++++ Data entries ++++

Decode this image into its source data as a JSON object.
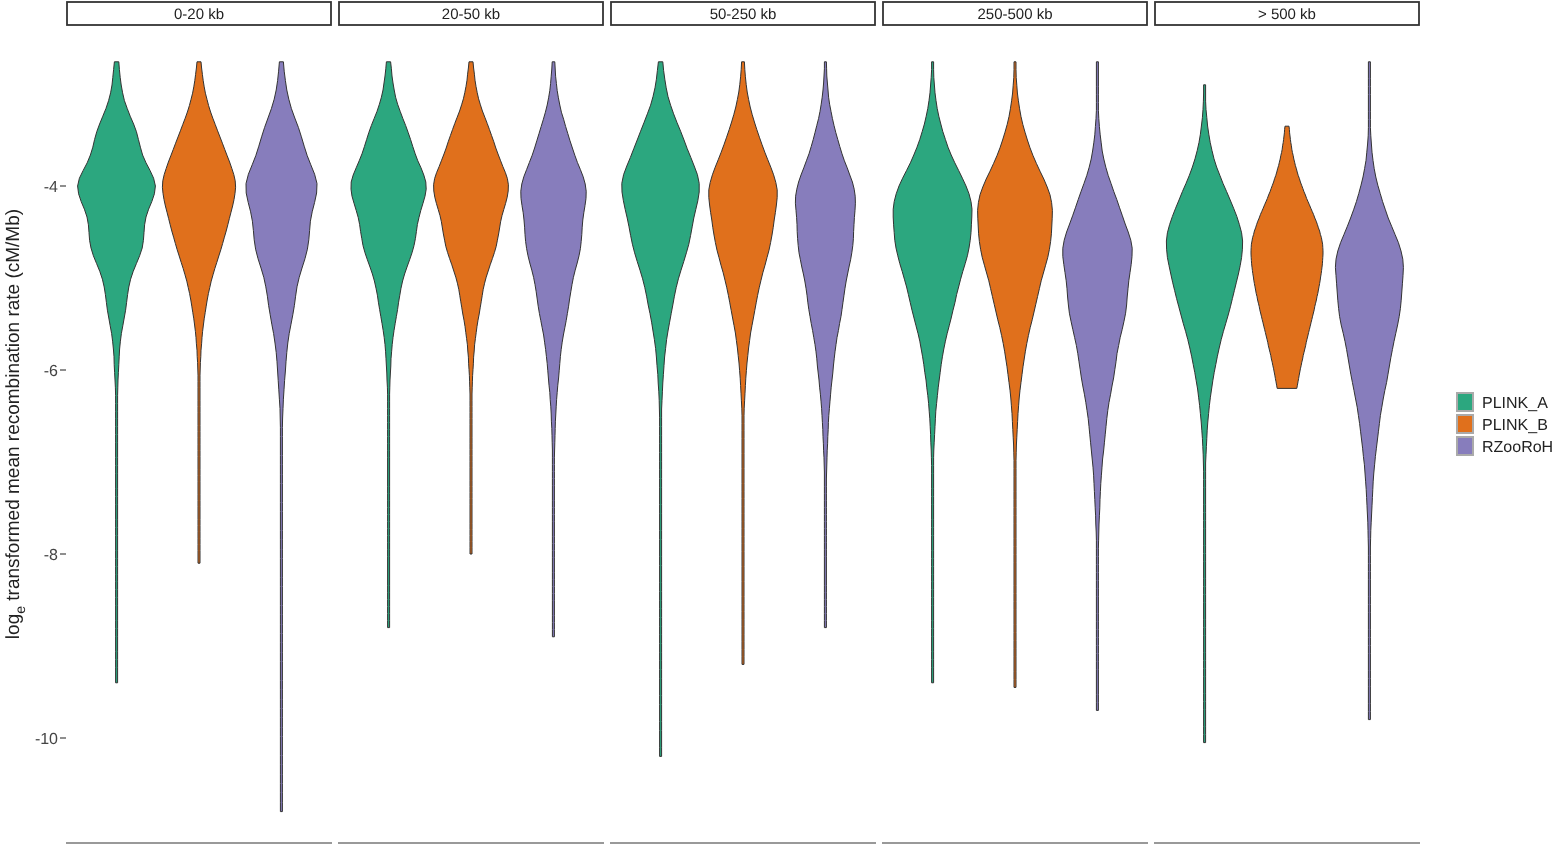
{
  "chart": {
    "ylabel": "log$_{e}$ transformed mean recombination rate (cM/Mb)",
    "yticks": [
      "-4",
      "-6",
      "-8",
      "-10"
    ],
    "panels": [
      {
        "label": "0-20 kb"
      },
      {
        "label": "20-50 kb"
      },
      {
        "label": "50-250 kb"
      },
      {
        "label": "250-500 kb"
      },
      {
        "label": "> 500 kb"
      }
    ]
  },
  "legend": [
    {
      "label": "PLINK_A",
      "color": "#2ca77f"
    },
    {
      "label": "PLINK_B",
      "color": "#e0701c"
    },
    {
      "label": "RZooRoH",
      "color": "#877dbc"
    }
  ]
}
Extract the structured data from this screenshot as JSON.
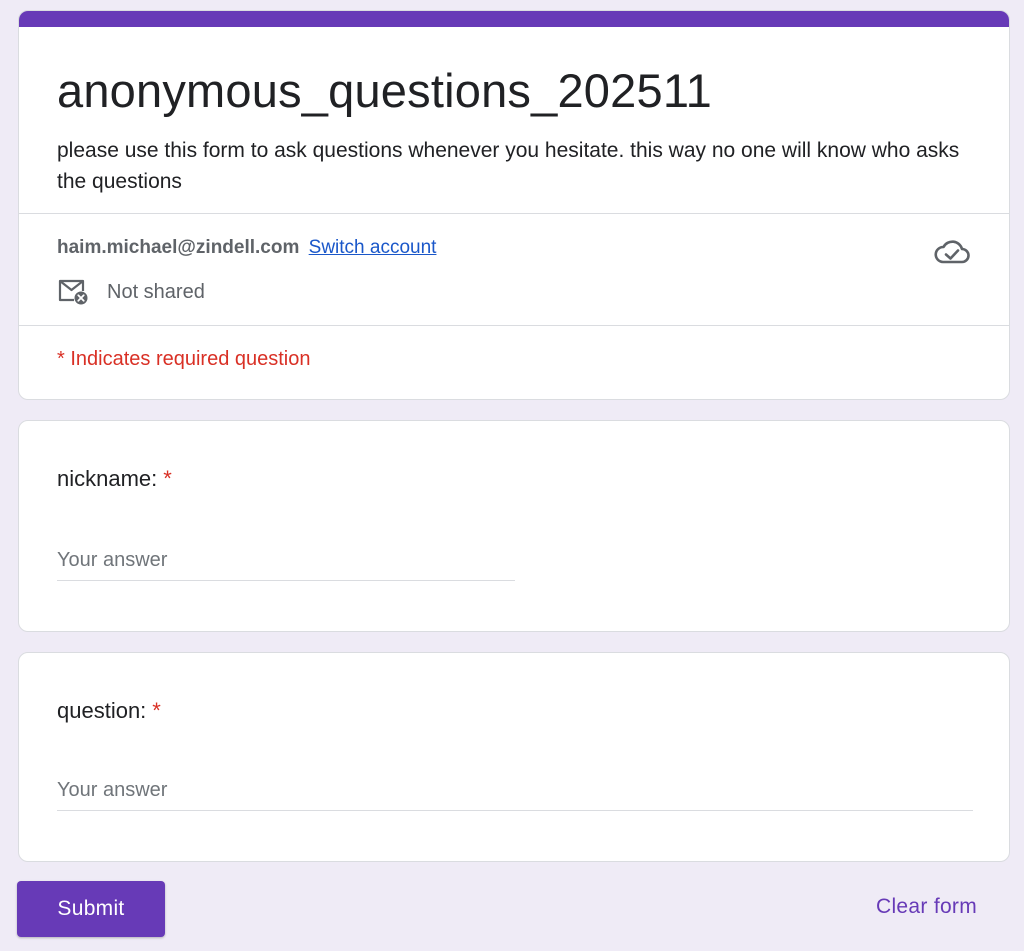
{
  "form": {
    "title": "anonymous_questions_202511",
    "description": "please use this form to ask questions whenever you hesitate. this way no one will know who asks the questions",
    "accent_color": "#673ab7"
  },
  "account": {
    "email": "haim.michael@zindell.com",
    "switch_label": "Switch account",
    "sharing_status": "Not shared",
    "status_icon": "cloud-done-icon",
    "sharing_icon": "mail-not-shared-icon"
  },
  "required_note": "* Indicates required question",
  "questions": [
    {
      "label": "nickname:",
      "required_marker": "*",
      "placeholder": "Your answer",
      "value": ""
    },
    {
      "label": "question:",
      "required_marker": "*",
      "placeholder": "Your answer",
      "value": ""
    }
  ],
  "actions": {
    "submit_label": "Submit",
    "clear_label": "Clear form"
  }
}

++++

_Directions:_ Emit the lines from the line containing "Extract the structured" to the final line of the material, inclusive, exactly as written; pictures are excluded.

_Answer to this problem:_
Extract the structured data from this screenshot as JSON.
{
  "form": {
    "title": "anonymous_questions_202511",
    "description": "please use this form to ask questions whenever you hesitate. this way no one will know who asks the questions",
    "accent_color": "#673ab7"
  },
  "account": {
    "email": "haim.michael@zindell.com",
    "switch_label": "Switch account",
    "sharing_status": "Not shared",
    "status_icon": "cloud-done-icon",
    "sharing_icon": "mail-not-shared-icon"
  },
  "required_note": "* Indicates required question",
  "questions": [
    {
      "label": "nickname:",
      "required_marker": "*",
      "placeholder": "Your answer",
      "value": ""
    },
    {
      "label": "question:",
      "required_marker": "*",
      "placeholder": "Your answer",
      "value": ""
    }
  ],
  "actions": {
    "submit_label": "Submit",
    "clear_label": "Clear form"
  }
}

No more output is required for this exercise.